Gather every line holding the string "sagen".
-- START --
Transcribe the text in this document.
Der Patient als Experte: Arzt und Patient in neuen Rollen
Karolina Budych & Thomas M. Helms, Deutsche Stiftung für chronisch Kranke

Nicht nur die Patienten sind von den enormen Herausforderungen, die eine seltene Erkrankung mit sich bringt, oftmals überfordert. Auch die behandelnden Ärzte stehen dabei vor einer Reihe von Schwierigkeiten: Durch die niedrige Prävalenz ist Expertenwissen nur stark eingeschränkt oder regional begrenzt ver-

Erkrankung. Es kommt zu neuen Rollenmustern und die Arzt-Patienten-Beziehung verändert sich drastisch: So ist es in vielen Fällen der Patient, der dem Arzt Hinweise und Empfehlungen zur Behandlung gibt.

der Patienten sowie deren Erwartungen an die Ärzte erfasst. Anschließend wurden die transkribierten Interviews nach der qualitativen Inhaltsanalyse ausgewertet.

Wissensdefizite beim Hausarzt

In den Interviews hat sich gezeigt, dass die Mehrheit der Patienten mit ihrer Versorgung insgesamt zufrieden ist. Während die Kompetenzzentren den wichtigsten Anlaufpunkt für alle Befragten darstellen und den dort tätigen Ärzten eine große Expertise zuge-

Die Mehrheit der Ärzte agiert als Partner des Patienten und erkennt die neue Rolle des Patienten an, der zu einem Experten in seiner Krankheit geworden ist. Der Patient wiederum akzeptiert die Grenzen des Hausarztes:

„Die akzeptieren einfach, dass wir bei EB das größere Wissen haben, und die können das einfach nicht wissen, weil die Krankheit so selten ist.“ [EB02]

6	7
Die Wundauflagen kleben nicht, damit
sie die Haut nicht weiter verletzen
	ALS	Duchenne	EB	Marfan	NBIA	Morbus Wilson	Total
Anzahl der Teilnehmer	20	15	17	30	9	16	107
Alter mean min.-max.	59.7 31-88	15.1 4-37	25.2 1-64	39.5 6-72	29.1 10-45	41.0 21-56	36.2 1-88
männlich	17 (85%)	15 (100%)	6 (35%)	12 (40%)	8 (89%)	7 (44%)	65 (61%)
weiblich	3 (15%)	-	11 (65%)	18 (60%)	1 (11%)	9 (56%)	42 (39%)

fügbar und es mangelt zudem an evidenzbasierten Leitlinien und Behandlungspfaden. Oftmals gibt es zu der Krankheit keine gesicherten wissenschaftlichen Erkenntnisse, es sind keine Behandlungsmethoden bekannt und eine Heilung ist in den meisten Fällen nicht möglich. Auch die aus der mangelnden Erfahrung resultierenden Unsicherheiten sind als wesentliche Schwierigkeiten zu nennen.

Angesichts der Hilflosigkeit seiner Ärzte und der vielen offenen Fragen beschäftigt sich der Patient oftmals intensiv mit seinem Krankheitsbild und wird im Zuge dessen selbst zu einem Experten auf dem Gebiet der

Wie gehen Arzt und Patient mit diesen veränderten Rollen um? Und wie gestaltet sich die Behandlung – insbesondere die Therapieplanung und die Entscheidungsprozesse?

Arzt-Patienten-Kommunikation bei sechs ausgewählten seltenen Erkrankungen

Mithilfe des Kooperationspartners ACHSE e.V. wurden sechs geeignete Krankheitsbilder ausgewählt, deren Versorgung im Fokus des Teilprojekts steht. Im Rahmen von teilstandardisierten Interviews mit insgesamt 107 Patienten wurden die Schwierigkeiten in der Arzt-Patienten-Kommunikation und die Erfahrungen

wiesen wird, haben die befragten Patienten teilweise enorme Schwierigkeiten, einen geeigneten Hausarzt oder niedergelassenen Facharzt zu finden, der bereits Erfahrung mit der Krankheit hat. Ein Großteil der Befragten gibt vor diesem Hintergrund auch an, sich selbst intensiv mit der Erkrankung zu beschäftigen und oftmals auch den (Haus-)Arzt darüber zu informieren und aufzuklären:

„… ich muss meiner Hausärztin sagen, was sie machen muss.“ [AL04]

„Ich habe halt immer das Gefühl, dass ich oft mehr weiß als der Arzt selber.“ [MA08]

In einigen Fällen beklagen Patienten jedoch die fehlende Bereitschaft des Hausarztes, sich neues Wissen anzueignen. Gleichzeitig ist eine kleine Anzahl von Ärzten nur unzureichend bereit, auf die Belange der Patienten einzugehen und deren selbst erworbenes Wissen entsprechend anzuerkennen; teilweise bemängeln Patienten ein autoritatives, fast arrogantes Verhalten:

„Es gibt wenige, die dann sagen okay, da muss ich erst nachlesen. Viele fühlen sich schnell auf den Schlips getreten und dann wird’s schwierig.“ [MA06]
-- END --
• Result for this exercise:
„… ich muss meiner Hausärztin sagen, was sie machen muss.“ [AL04]
„Es gibt wenige, die dann sagen okay, da muss ich erst nachlesen. Viele fühlen sich schnell auf den Schlips getreten und dann wird’s schwierig.“ [MA06]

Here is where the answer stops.